Stored data:
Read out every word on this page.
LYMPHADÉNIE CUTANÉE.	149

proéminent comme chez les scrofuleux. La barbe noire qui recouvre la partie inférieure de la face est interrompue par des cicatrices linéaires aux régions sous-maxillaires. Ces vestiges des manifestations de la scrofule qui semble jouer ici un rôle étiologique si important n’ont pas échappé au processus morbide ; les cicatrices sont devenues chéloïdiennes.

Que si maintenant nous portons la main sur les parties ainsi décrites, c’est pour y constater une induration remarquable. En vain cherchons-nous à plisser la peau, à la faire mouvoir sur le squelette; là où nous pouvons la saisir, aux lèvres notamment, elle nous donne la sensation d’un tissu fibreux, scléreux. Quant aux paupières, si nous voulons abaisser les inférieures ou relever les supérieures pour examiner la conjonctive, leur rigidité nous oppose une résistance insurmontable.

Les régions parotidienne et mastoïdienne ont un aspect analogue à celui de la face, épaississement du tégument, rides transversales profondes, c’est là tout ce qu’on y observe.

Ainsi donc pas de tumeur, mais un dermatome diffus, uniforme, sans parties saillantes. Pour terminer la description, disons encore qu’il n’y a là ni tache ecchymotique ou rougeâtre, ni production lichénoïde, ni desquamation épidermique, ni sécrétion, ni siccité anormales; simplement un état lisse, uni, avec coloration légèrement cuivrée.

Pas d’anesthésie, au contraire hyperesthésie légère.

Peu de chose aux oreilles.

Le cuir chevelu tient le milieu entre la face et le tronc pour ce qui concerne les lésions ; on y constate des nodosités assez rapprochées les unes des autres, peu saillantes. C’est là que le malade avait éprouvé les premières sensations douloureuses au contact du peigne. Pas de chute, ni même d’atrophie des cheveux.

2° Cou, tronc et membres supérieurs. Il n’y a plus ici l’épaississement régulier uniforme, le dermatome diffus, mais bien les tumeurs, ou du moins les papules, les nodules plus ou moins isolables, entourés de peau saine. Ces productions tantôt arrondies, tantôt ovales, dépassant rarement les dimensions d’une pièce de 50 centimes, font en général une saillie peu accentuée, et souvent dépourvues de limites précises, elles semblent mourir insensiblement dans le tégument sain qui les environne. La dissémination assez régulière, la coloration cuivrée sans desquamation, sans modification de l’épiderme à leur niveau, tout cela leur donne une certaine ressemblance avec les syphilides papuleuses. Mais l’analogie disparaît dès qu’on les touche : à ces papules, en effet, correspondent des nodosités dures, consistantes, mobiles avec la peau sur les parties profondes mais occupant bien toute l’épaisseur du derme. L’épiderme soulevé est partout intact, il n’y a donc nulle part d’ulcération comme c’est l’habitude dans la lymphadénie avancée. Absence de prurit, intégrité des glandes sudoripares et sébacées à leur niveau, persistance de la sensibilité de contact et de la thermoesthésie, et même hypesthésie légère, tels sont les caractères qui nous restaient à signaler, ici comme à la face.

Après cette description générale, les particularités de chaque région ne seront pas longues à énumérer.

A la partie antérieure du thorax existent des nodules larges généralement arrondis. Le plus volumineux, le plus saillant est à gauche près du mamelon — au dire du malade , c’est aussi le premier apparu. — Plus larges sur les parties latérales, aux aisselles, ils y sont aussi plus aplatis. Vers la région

*Directions for this task*. All of the records must be retyped exactly as they are.

*Answer to this problem*.
Read out every word on this page.
LYMPHADÉNIE CUTANÉE.	149

proéminent comme chez les scrofuleux. La barbe noire qui recouvre la partie inférieure de la face est interrompue par des cicatrices linéaires aux régions sous-maxillaires. Ces vestiges des manifestations de la scrofule qui semble jouer ici un rôle étiologique si important n’ont pas échappé au processus morbide ; les cicatrices sont devenues chéloïdiennes.

Que si maintenant nous portons la main sur les parties ainsi décrites, c’est pour y constater une induration remarquable. En vain cherchons-nous à plisser la peau, à la faire mouvoir sur le squelette; là où nous pouvons la saisir, aux lèvres notamment, elle nous donne la sensation d’un tissu fibreux, scléreux. Quant aux paupières, si nous voulons abaisser les inférieures ou relever les supérieures pour examiner la conjonctive, leur rigidité nous oppose une résistance insurmontable.

Les régions parotidienne et mastoïdienne ont un aspect analogue à celui de la face, épaississement du tégument, rides transversales profondes, c’est là tout ce qu’on y observe.

Ainsi donc pas de tumeur, mais un dermatome diffus, uniforme, sans parties saillantes. Pour terminer la description, disons encore qu’il n’y a là ni tache ecchymotique ou rougeâtre, ni production lichénoïde, ni desquamation épidermique, ni sécrétion, ni siccité anormales; simplement un état lisse, uni, avec coloration légèrement cuivrée.

Pas d’anesthésie, au contraire hyperesthésie légère.

Peu de chose aux oreilles.

Le cuir chevelu tient le milieu entre la face et le tronc pour ce qui concerne les lésions ; on y constate des nodosités assez rapprochées les unes des autres, peu saillantes. C’est là que le malade avait éprouvé les premières sensations douloureuses au contact du peigne. Pas de chute, ni même d’atrophie des cheveux.

2° Cou, tronc et membres supérieurs. Il n’y a plus ici l’épaississement régulier uniforme, le dermatome diffus, mais bien les tumeurs, ou du moins les papules, les nodules plus ou moins isolables, entourés de peau saine. Ces productions tantôt arrondies, tantôt ovales, dépassant rarement les dimensions d’une pièce de 50 centimes, font en général une saillie peu accentuée, et souvent dépourvues de limites précises, elles semblent mourir insensiblement dans le tégument sain qui les environne. La dissémination assez régulière, la coloration cuivrée sans desquamation, sans modification de l’épiderme à leur niveau, tout cela leur donne une certaine ressemblance avec les syphilides papuleuses. Mais l’analogie disparaît dès qu’on les touche : à ces papules, en effet, correspondent des nodosités dures, consistantes, mobiles avec la peau sur les parties profondes mais occupant bien toute l’épaisseur du derme. L’épiderme soulevé est partout intact, il n’y a donc nulle part d’ulcération comme c’est l’habitude dans la lymphadénie avancée. Absence de prurit, intégrité des glandes sudoripares et sébacées à leur niveau, persistance de la sensibilité de contact et de la thermoesthésie, et même hypesthésie légère, tels sont les caractères qui nous restaient à signaler, ici comme à la face.

Après cette description générale, les particularités de chaque région ne seront pas longues à énumérer.

A la partie antérieure du thorax existent des nodules larges généralement arrondis. Le plus volumineux, le plus saillant est à gauche près du mamelon — au dire du malade , c’est aussi le premier apparu. — Plus larges sur les parties latérales, aux aisselles, ils y sont aussi plus aplatis. Vers la région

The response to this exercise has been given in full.